* Task directions *
Collect every line in the records below that contains the word "United".

* Dataset entries *
>> Begin
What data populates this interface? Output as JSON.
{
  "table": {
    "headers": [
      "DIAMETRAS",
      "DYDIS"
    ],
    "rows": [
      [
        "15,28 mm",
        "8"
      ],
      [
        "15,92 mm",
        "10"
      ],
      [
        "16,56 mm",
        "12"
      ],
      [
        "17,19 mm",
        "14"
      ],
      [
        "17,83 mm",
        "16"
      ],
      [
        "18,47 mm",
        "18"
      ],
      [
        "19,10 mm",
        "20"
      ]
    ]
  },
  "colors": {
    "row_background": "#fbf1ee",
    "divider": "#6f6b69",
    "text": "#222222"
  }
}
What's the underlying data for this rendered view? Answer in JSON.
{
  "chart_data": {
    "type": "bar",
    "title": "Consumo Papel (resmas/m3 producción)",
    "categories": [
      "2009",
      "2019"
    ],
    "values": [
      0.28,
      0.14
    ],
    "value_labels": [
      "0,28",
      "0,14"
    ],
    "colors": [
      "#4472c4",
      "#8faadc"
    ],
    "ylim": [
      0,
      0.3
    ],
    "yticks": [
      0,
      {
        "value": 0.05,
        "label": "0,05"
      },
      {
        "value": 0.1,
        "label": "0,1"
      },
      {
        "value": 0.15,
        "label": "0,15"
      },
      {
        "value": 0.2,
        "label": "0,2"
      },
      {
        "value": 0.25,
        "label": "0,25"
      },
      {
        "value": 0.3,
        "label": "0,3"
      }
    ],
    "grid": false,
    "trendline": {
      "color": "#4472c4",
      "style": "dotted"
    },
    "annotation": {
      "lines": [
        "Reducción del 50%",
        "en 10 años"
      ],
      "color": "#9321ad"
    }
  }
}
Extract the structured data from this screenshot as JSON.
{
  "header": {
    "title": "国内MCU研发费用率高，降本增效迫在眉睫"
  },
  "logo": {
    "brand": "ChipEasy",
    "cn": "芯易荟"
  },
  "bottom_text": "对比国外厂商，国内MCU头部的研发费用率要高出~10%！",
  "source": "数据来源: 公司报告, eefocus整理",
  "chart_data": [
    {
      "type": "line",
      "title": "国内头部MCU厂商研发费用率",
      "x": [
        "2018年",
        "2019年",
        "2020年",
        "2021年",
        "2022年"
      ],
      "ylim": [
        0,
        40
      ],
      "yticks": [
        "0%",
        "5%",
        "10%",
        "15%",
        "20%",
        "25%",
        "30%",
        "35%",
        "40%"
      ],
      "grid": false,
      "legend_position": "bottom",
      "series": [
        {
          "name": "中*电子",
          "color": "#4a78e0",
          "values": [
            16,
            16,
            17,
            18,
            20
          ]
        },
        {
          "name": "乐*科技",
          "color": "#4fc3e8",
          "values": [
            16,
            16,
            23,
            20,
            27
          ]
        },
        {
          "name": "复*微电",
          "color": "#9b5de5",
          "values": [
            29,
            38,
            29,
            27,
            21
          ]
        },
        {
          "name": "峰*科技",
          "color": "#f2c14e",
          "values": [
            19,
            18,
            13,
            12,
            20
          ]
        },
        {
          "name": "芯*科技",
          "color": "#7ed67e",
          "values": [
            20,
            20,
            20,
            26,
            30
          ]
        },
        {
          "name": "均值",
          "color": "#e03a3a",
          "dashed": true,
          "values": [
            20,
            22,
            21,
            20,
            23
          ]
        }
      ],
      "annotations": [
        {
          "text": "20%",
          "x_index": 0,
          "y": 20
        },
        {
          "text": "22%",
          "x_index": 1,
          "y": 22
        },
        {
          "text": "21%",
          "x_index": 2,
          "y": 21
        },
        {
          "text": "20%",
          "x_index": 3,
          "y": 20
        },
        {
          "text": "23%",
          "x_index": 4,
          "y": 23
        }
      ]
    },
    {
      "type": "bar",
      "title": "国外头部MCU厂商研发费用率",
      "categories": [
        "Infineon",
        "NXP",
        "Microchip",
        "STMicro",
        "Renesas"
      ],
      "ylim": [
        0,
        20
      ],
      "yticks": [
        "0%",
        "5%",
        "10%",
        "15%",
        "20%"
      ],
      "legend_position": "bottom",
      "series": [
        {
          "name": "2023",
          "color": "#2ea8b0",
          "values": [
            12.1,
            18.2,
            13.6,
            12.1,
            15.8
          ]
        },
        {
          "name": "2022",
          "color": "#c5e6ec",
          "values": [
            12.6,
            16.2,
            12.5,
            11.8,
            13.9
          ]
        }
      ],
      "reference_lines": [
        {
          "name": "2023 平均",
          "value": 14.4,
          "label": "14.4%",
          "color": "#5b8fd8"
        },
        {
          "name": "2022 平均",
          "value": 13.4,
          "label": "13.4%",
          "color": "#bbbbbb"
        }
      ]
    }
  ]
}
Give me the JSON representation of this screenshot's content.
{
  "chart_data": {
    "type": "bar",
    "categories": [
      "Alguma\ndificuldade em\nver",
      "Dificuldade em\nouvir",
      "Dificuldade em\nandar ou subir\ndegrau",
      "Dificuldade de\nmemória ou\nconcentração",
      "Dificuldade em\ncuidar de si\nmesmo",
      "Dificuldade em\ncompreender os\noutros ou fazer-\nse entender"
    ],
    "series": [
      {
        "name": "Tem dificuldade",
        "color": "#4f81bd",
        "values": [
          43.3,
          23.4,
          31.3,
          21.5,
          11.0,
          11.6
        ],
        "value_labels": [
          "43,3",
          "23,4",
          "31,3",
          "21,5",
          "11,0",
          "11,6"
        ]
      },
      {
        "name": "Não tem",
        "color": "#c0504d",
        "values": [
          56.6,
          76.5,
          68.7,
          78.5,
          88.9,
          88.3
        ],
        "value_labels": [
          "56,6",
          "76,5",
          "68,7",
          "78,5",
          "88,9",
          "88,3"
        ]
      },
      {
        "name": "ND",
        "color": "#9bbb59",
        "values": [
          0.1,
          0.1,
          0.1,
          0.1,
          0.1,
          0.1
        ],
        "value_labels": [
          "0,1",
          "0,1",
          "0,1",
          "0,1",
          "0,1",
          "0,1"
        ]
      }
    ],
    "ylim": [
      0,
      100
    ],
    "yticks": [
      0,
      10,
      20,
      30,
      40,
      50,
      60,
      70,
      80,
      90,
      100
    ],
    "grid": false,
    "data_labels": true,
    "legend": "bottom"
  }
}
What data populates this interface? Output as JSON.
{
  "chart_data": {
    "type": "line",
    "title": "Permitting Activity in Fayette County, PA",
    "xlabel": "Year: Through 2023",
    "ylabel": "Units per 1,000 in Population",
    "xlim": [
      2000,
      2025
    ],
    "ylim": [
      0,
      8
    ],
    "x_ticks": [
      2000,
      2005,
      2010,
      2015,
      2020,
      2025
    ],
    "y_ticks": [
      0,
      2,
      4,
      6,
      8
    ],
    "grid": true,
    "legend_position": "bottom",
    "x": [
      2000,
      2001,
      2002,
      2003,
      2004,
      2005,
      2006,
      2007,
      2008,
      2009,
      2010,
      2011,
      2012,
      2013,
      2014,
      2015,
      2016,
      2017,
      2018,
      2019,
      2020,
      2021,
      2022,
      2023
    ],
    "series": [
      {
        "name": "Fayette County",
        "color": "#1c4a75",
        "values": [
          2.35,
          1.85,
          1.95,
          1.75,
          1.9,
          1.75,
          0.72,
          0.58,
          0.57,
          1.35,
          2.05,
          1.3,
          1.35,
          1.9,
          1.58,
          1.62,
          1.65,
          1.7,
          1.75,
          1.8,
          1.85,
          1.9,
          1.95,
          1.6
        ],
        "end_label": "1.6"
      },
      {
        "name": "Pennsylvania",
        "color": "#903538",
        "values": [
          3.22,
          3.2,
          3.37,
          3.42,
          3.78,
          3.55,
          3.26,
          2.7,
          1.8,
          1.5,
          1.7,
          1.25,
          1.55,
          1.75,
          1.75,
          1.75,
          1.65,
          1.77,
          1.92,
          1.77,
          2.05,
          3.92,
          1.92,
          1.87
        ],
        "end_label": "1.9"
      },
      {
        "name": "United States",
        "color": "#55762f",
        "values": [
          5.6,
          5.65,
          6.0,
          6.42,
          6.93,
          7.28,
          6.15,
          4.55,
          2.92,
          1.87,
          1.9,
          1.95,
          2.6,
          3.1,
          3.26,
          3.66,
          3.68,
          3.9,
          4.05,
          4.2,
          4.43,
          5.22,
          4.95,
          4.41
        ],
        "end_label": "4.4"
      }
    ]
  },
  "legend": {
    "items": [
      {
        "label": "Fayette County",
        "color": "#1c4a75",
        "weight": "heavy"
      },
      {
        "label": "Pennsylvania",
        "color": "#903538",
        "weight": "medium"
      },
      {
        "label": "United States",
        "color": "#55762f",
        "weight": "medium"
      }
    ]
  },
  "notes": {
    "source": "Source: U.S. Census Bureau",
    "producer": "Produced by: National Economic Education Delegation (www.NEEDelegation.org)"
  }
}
>> End
* Response to this exercise *
        "name": "United States",
        "label": "United States",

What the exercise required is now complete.